LAS CRÓNICAS DE NARNIA (1950/56)

                               «Aslan y Caspian». Ilustración de Justin Sweet.

Suele plantearse como una cuestión fuera de toda discusión que Lewis nos presenta al personaje de sus Crónicas de Narnia, el león Aslan, como una representación alegórica de Cristo. Es cierto que esta correspondencia fue, en algún modo, corroborada por el propio Lewis, aunque como él nos confiesa, no fue intencional; así en una carta dirigida a James E. Higgins, dice: «Los libros de Narnia no son tanto alegoría como suposición: ’supongamos que hay un mundo de Narnia y que, como el nuestro, necesita redención. ¿A qué tipo de encarnación y de la pasión podría suponerse que Cristo se sometería allí?’», y añade luego: «Solo después de que Aslan entró en la historia ––por su propia cuenta; nunca lo llamé–– recordé al ‘León de Judá’ de las Escrituras». Siguiendo con palabras del propio Lewis, podemos ver así a Narnia como «un par de gafas, algo que hace posible ver todo lo demás de una manera nueva».

El biógrafo de Lewis, Alister McGrath, resume esa visión alegórica con la que el autor británico relata la historia de la Salvación, de esta manera:

«Una creación buena y hermosa se echa a perder y se arruina por una caída, en la que se niega y se usurpa el poder del creador. El creador entra en la creación para romper el poder del usurpador, y restaura las cosas mediante un sacrificio redentor. Sin embargo, incluso después de la venida del redentor, la lucha contra el pecado y el mal continúa, y no terminará hasta la restauración final y la transformación de todas las cosas. Esta metanarrativa cristiana […] proporciona un marco literario y una base teológica a las múltiples historias que se entretejen y se entrecruzan en las Crónicas de Narnia de Lewis».

Pero, debido a la trascendencia de la cuestión (el tratamiento de Cristo en una obra de ficción por parte de un autor cristiano), lo de la claridad no está tan claro, valga la redundancia. La presencia de Cristo en Las Crónicas, representado en una suerte de alegoría por Aslan, es, en cualquier caso, una presencia misteriosa y apofática y por lo tanto se trata de una alegoría imperfecta, como no podía ser de otra manera. Siguiendo al propio Lewis, podríamos decir que en Narnia se trata de contestar a la pregunta «¿qué pasaría sí…?» y que, como respuesta, se nos ofrece una suerte de símbolos alegóricos, el más fuerte, claro y constante de los cuales es el de Aslan representando a Cristo.

[REGISTROS]
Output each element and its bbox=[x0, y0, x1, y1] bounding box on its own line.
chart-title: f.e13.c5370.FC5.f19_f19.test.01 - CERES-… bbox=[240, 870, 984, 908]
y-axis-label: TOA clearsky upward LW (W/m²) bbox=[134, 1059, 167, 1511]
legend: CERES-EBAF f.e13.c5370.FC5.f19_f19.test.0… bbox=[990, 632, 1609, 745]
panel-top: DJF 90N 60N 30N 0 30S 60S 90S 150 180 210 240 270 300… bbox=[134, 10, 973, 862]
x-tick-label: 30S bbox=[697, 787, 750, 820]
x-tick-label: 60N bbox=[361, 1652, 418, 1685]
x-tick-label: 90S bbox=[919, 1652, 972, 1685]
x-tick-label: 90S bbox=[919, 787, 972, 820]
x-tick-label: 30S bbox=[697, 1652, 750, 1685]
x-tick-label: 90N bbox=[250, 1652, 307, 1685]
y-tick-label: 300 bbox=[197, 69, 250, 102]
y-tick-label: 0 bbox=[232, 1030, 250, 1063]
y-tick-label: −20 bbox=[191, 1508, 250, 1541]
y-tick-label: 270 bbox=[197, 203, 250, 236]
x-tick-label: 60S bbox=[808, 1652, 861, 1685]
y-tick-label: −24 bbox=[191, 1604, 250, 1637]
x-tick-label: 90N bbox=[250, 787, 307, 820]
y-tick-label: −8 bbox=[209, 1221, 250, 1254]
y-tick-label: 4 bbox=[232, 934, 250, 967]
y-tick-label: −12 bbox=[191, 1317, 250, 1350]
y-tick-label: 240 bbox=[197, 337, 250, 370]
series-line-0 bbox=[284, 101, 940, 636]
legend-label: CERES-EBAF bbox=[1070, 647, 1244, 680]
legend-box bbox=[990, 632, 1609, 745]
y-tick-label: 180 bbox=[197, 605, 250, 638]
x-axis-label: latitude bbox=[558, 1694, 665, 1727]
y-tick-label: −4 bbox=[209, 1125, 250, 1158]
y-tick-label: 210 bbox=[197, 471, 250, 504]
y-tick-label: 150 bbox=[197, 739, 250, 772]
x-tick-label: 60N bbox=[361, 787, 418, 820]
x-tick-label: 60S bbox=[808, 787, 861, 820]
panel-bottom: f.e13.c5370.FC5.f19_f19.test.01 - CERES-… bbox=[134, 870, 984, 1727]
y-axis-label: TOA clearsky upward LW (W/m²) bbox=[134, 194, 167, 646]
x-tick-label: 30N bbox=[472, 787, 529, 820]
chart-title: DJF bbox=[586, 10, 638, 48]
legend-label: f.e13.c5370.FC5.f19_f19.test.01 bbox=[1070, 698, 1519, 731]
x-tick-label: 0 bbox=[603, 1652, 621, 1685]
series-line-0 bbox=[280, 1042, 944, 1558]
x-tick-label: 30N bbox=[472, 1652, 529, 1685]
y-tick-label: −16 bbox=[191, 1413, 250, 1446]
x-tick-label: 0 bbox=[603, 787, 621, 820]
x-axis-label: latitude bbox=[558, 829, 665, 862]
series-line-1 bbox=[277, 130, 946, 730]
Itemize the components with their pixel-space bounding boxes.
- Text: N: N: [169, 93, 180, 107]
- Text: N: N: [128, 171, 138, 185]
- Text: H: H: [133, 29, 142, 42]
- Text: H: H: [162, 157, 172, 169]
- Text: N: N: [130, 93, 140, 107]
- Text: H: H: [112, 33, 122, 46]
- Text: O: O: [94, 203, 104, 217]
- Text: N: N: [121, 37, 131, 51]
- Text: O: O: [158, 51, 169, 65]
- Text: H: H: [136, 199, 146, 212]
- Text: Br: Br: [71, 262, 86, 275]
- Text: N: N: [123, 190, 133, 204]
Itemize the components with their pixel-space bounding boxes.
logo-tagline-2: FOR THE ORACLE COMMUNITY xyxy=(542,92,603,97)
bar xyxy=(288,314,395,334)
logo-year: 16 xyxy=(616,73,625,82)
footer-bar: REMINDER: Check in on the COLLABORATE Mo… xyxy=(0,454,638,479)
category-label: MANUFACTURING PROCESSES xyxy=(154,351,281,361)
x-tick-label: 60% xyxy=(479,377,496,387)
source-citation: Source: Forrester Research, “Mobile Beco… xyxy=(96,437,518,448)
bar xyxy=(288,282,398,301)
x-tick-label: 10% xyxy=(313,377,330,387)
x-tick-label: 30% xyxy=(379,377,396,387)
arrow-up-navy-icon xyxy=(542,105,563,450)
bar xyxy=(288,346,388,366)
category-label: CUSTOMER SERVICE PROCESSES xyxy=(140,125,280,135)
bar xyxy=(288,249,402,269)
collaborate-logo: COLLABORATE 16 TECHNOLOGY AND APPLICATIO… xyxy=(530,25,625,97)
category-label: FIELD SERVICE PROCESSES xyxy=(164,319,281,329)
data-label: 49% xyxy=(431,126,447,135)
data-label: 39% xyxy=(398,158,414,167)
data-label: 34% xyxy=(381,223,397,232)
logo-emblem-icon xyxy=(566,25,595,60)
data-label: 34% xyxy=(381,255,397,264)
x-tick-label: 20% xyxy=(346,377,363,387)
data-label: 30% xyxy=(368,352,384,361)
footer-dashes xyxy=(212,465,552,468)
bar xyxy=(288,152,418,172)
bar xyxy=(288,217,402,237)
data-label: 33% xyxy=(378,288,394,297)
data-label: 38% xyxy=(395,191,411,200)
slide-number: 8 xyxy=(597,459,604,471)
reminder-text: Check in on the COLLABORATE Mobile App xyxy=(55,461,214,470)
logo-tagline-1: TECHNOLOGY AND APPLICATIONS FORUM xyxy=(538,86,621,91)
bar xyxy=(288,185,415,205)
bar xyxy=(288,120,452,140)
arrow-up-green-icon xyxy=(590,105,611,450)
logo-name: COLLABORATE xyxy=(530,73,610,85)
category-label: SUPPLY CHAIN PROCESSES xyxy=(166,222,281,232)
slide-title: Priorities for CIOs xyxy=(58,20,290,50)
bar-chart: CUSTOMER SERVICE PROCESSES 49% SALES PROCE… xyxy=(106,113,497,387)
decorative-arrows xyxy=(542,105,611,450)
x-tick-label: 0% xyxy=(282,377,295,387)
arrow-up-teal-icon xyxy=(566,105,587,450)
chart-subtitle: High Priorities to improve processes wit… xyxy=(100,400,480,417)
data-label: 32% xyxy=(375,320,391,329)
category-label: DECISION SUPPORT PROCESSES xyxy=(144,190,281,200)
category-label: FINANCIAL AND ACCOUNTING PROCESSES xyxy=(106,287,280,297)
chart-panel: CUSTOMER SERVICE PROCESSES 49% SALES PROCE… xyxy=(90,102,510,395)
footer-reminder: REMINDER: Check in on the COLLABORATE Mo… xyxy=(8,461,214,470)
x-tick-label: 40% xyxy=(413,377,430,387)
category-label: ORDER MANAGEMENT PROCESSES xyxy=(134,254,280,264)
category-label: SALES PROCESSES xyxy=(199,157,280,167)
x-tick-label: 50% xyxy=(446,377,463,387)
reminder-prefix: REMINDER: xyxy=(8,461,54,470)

[TAREAS POR HACER]
[a] Vuelve a escribir, tal cual, el trozo del texto sobre Narnia que va de «Pero, debido a» a «representando a Cristo.».
[b] Anota todas las personas que el texto sobre Narnia nombra con nombre y apellido.

[SOLUCIONES POR TAREA]
[a]
Pero, debido a la trascendencia de la cuestión (el tratamiento de Cristo en una obra de ficción por parte de un autor cristiano), lo de la claridad no está tan claro, valga la redundancia. La presencia de Cristo en Las Crónicas, representado en una suerte de alegoría por Aslan, es, en cualquier caso, una presencia misteriosa y apofática y por lo tanto se trata de una alegoría imperfecta, como no podía ser de otra manera. Siguiendo al propio Lewis, podríamos decir que en Narnia se trata de contestar a la pregunta «¿qué pasaría sí…?» y que, como respuesta, se nos ofrece una suerte de símbolos alegóricos, el más fuerte, claro y constante de los cuales es el de Aslan representando a Cristo.

[b] Justin Sweet, James E. Higgins, Alister McGrath